> _Task description_: Only a number is wanted: how many lines in these records contain the word "type"?

Figure dataset records:
** start **
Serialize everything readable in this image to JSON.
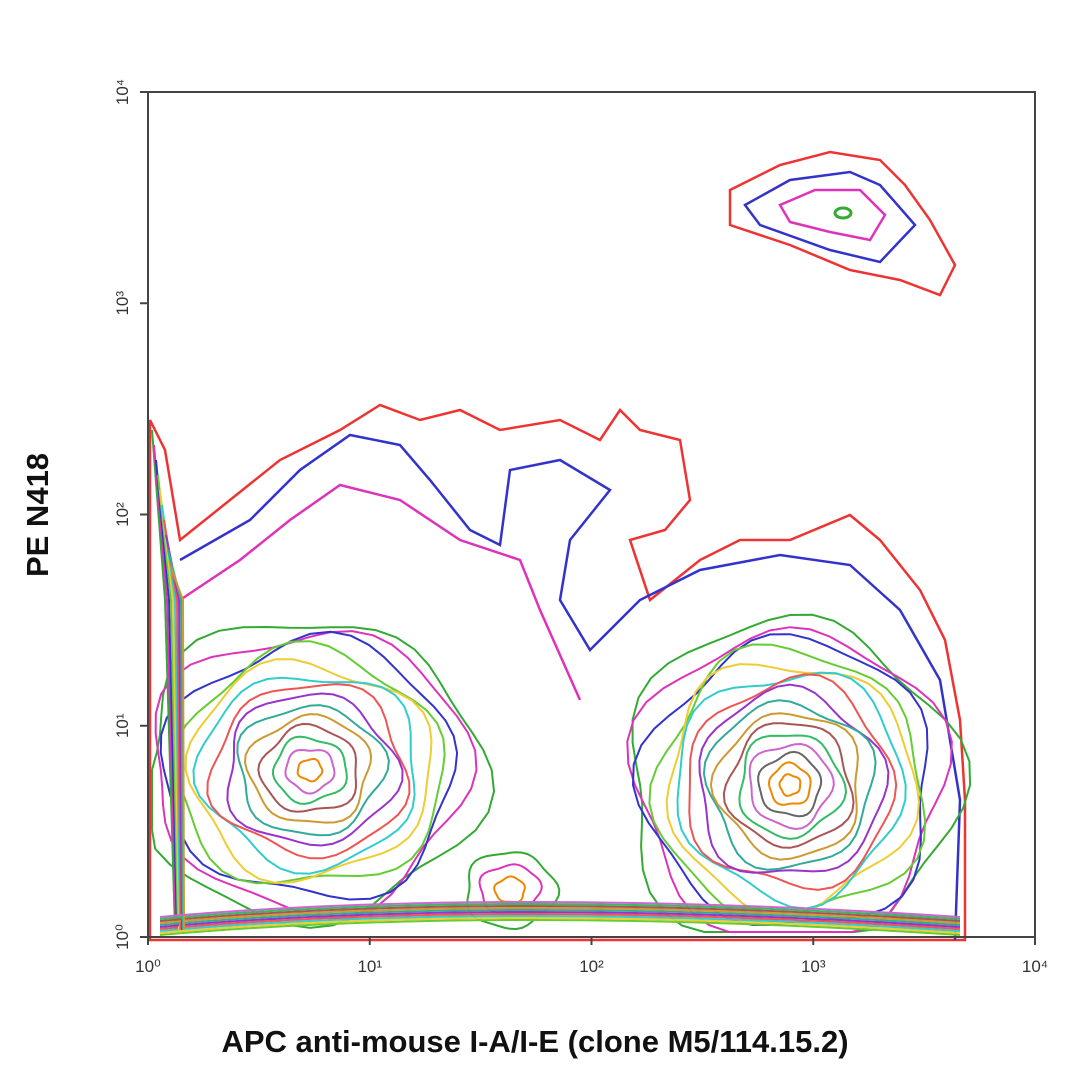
{
  "chart_data": {
    "type": "contour",
    "xlabel": "APC anti-mouse I-A/I-E (clone M5/114.15.2)",
    "ylabel": "PE N418",
    "xscale": "log",
    "yscale": "log",
    "xlim": [
      1,
      10000
    ],
    "ylim": [
      1,
      10000
    ],
    "xticks": [
      {
        "value": 1,
        "label": "10⁰"
      },
      {
        "value": 10,
        "label": "10¹"
      },
      {
        "value": 100,
        "label": "10²"
      },
      {
        "value": 1000,
        "label": "10³"
      },
      {
        "value": 10000,
        "label": "10⁴"
      }
    ],
    "yticks": [
      {
        "value": 1,
        "label": "10⁰"
      },
      {
        "value": 10,
        "label": "10¹"
      },
      {
        "value": 100,
        "label": "10²"
      },
      {
        "value": 1000,
        "label": "10³"
      },
      {
        "value": 10000,
        "label": "10⁴"
      }
    ]
  }
}
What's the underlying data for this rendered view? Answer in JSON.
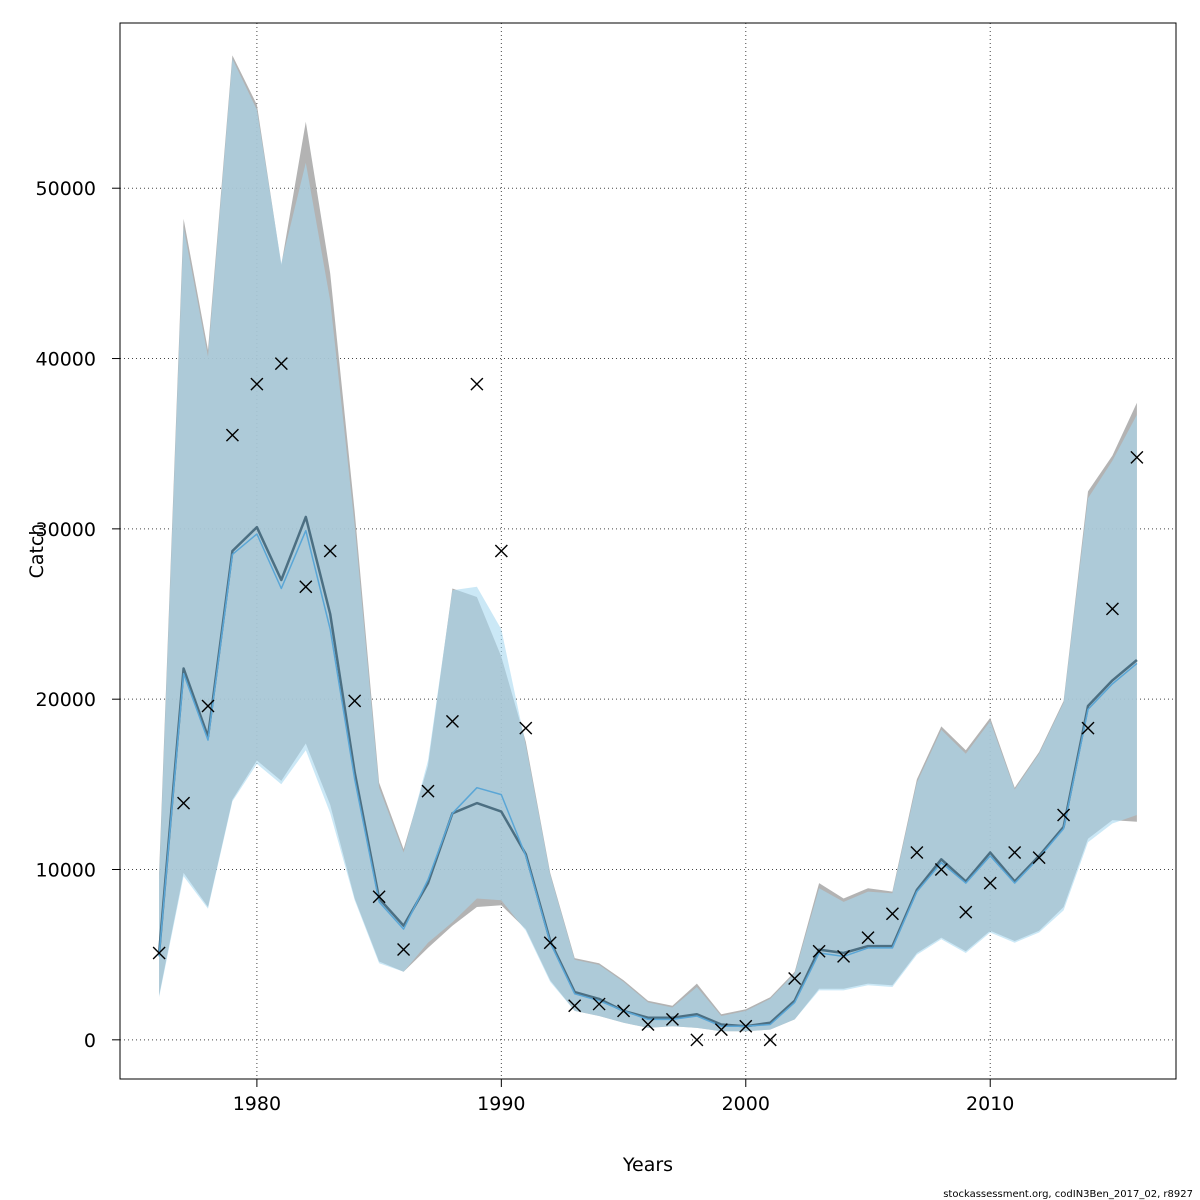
{
  "chart_data": {
    "type": "line",
    "xlabel": "Years",
    "ylabel": "Catch",
    "xlim": [
      1974.4,
      2017.6
    ],
    "ylim": [
      -2300,
      59700
    ],
    "x_ticks": [
      1980,
      1990,
      2000,
      2010
    ],
    "y_ticks": [
      0,
      10000,
      20000,
      30000,
      40000,
      50000
    ],
    "grid": true,
    "colors": {
      "band_primary": "#a6a6a6",
      "band_secondary": "#a9d8f0",
      "line_primary": "#4c6f82",
      "line_secondary": "#5aa6d6",
      "points": "#000000",
      "frame": "#000000",
      "grid": "#444444"
    },
    "x": [
      1976,
      1977,
      1978,
      1979,
      1980,
      1981,
      1982,
      1983,
      1984,
      1985,
      1986,
      1987,
      1988,
      1989,
      1990,
      1991,
      1992,
      1993,
      1994,
      1995,
      1996,
      1997,
      1998,
      1999,
      2000,
      2001,
      2002,
      2003,
      2004,
      2005,
      2006,
      2007,
      2008,
      2009,
      2010,
      2011,
      2012,
      2013,
      2014,
      2015,
      2016
    ],
    "series": [
      {
        "estimate": [
          5100,
          21800,
          17800,
          28700,
          30100,
          27000,
          30700,
          25000,
          15700,
          8300,
          6700,
          9200,
          13300,
          13900,
          13400,
          10900,
          5800,
          2800,
          2400,
          1700,
          1300,
          1300,
          1500,
          900,
          800,
          1000,
          2300,
          5300,
          5100,
          5500,
          5500,
          8800,
          10600,
          9300,
          11000,
          9300,
          10800,
          12500,
          19600,
          21100,
          22300
        ],
        "lower": [
          2600,
          9800,
          7800,
          14100,
          16400,
          15200,
          17400,
          13800,
          8300,
          4600,
          4000,
          5400,
          6700,
          7800,
          7900,
          6500,
          3500,
          1700,
          1400,
          1000,
          700,
          800,
          700,
          500,
          500,
          600,
          1200,
          3000,
          3000,
          3300,
          3200,
          5100,
          6000,
          5200,
          6400,
          5800,
          6400,
          7800,
          11800,
          12900,
          12800
        ],
        "upper": [
          9800,
          48200,
          40500,
          57800,
          54900,
          45500,
          53900,
          45000,
          31000,
          15100,
          11200,
          16100,
          26500,
          26000,
          22500,
          17500,
          9800,
          4800,
          4500,
          3500,
          2300,
          2000,
          3300,
          1500,
          1800,
          2500,
          4000,
          9200,
          8300,
          8900,
          8700,
          15300,
          18400,
          17000,
          18900,
          14800,
          16900,
          19900,
          32200,
          34300,
          37400
        ]
      },
      {
        "estimate": [
          4900,
          21500,
          17600,
          28500,
          29700,
          26500,
          29900,
          24100,
          15300,
          8100,
          6500,
          9400,
          13300,
          14800,
          14400,
          10800,
          5700,
          2700,
          2300,
          1700,
          1200,
          1200,
          1400,
          800,
          800,
          900,
          2200,
          5100,
          4900,
          5400,
          5400,
          8700,
          10400,
          9200,
          10800,
          9200,
          10700,
          12400,
          19400,
          20900,
          22100
        ],
        "lower": [
          2500,
          9600,
          7700,
          14000,
          16200,
          15000,
          17000,
          13300,
          8200,
          4500,
          4000,
          5700,
          6900,
          8300,
          8200,
          6400,
          3400,
          1700,
          1400,
          1000,
          700,
          800,
          700,
          500,
          500,
          600,
          1200,
          2900,
          2900,
          3200,
          3100,
          5000,
          5900,
          5100,
          6300,
          5700,
          6300,
          7600,
          11600,
          12700,
          13200
        ],
        "upper": [
          9400,
          47700,
          40100,
          57600,
          54600,
          45600,
          51500,
          43400,
          30200,
          14800,
          11000,
          16400,
          26400,
          26600,
          24100,
          17300,
          9700,
          4700,
          4400,
          3400,
          2200,
          1900,
          3100,
          1400,
          1700,
          2400,
          3900,
          8900,
          8100,
          8700,
          8600,
          15100,
          18200,
          16800,
          18700,
          14700,
          16800,
          19800,
          31800,
          34000,
          36700
        ]
      }
    ],
    "observed": [
      5100,
      13900,
      19600,
      35500,
      38500,
      39700,
      26600,
      28700,
      19900,
      8400,
      5300,
      14600,
      18700,
      38500,
      28700,
      18300,
      5700,
      2000,
      2100,
      1700,
      900,
      1200,
      0,
      600,
      800,
      0,
      3600,
      5200,
      4900,
      6000,
      7400,
      11000,
      10000,
      7500,
      9200,
      11000,
      10700,
      13200,
      18300,
      25300,
      34200
    ]
  },
  "footer": "stockassessment.org, codIN3Ben_2017_02, r8927"
}
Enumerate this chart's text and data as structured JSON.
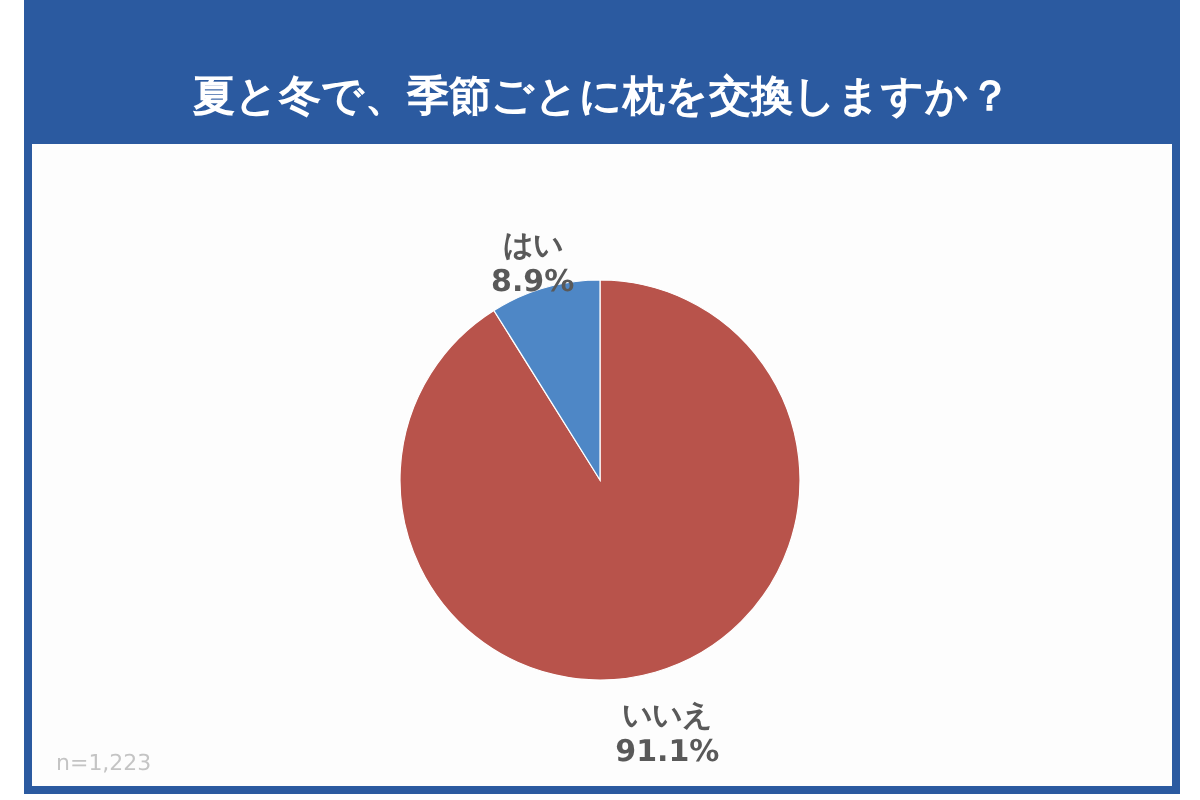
{
  "chart_data": {
    "type": "pie",
    "title": "夏と冬で、季節ごとに枕を交換しますか？",
    "categories": [
      "いいえ",
      "はい"
    ],
    "values": [
      91.1,
      8.9
    ],
    "colors": [
      "#b8534b",
      "#4e87c6"
    ],
    "value_labels": [
      "91.1%",
      "8.9%"
    ],
    "annotations": [
      "n=1,223"
    ]
  }
}
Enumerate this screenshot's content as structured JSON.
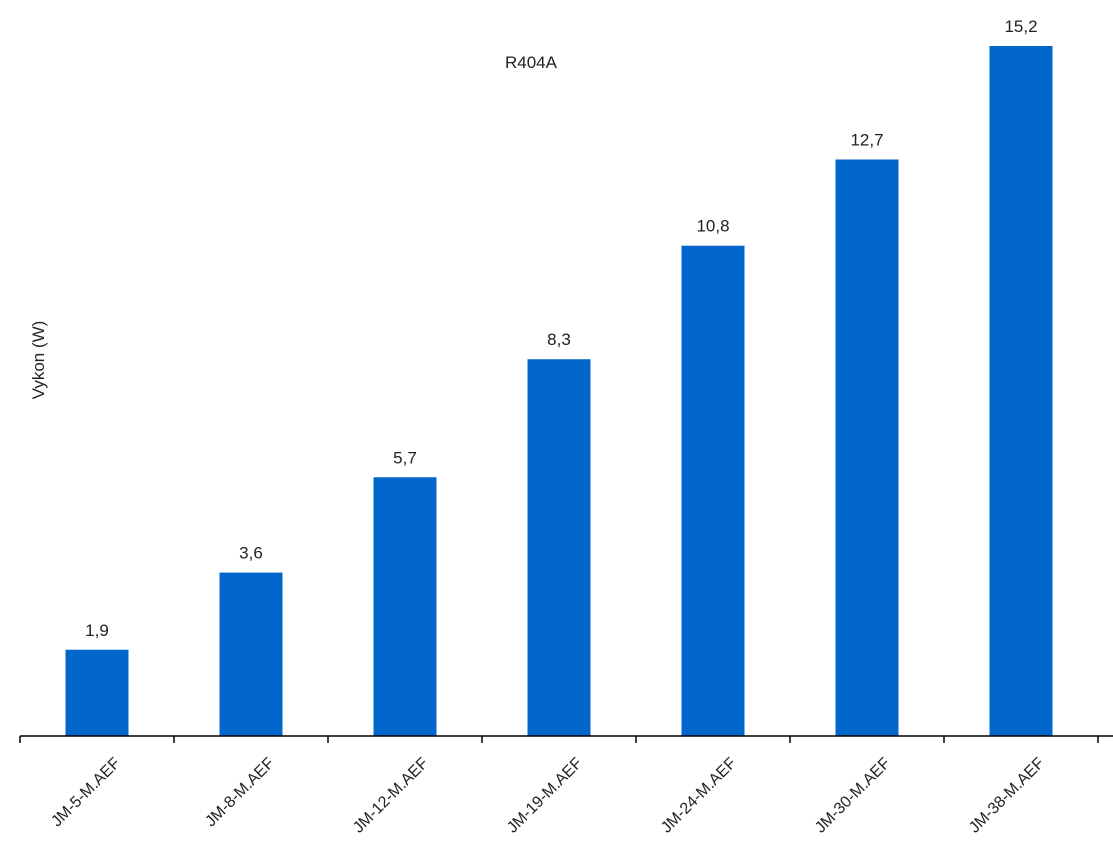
{
  "chart_data": {
    "type": "bar",
    "title": "R404A",
    "ylabel": "Vykon  (W)",
    "xlabel": "",
    "categories": [
      "JM-5-M.AEF",
      "JM-8-M.AEF",
      "JM-12-M.AEF",
      "JM-19-M.AEF",
      "JM-24-M.AEF",
      "JM-30-M.AEF",
      "JM-38-M.AEF"
    ],
    "values": [
      1.9,
      3.6,
      5.7,
      8.3,
      10.8,
      12.7,
      15.2
    ],
    "value_labels": [
      "1,9",
      "3,6",
      "5,7",
      "8,3",
      "10,8",
      "12,7",
      "15,2"
    ],
    "ylim": [
      0,
      15.2
    ],
    "grid": false,
    "legend": "none",
    "bar_color": "#0066cc"
  }
}
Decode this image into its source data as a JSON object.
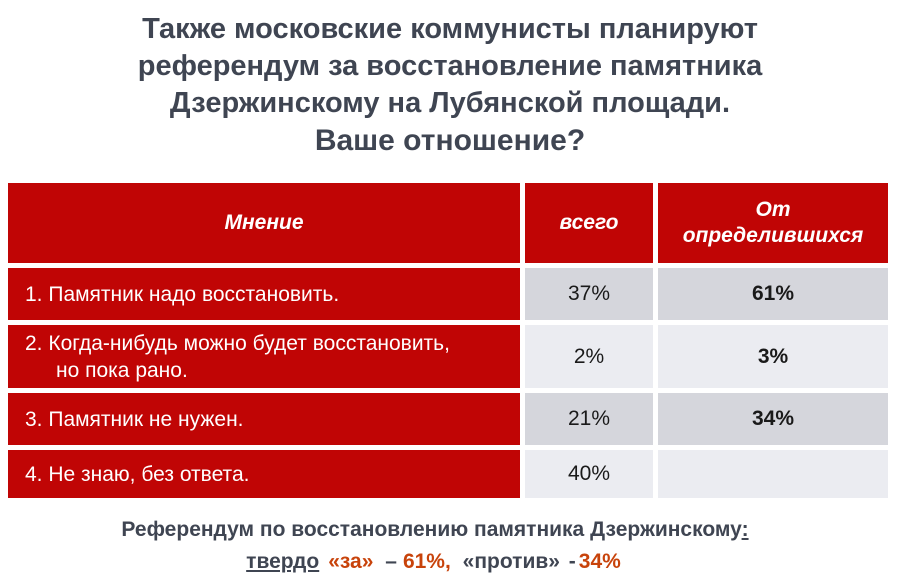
{
  "colors": {
    "table_red": "#C00505",
    "row_gray_dark": "#D5D6DC",
    "row_gray_light": "#EBECF1",
    "title_gray": "#3F4552",
    "accent_orange_red": "#C8430B"
  },
  "title": {
    "line1": "Также московские коммунисты планируют",
    "line2": "референдум за восстановление памятника",
    "line3": "Дзержинскому на Лубянской площади.",
    "line4": "Ваше отношение?"
  },
  "table": {
    "columns": {
      "opinion": "Мнение",
      "total": "всего",
      "decided": "От определившихся"
    },
    "rows": [
      {
        "label": "1. Памятник надо восстановить.",
        "total": "37%",
        "decided": "61%"
      },
      {
        "label": "2. Когда-нибудь можно будет восстановить,",
        "label2": "но пока рано.",
        "total": "2%",
        "decided": "3%"
      },
      {
        "label": "3. Памятник не нужен.",
        "total": "21%",
        "decided": "34%"
      },
      {
        "label": "4. Не знаю, без ответа.",
        "total": "40%",
        "decided": ""
      }
    ]
  },
  "footer": {
    "line1_text": "Референдум по восстановлению памятника Дзержинскому",
    "line1_colon": ":",
    "line2": {
      "word1": "твердо",
      "za": "«за»",
      "dash1": "–",
      "val1": "61%,",
      "protiv": "«против»",
      "dash2": "-",
      "val2": "34%"
    }
  },
  "chart_data": {
    "type": "table",
    "title": "Также московские коммунисты планируют референдум за восстановление памятника Дзержинскому на Лубянской площади. Ваше отношение?",
    "columns": [
      "Мнение",
      "всего",
      "От определившихся"
    ],
    "rows": [
      [
        "1. Памятник надо восстановить.",
        "37%",
        "61%"
      ],
      [
        "2. Когда-нибудь можно будет восстановить, но пока рано.",
        "2%",
        "3%"
      ],
      [
        "3. Памятник не нужен.",
        "21%",
        "34%"
      ],
      [
        "4. Не знаю, без ответа.",
        "40%",
        ""
      ]
    ],
    "values_total_pct": [
      37,
      2,
      21,
      40
    ],
    "values_decided_pct": [
      61,
      3,
      34,
      null
    ],
    "note": "Референдум по восстановлению памятника Дзержинскому: твердо «за» – 61%, «против» - 34%"
  }
}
** end **
> _Output_: 5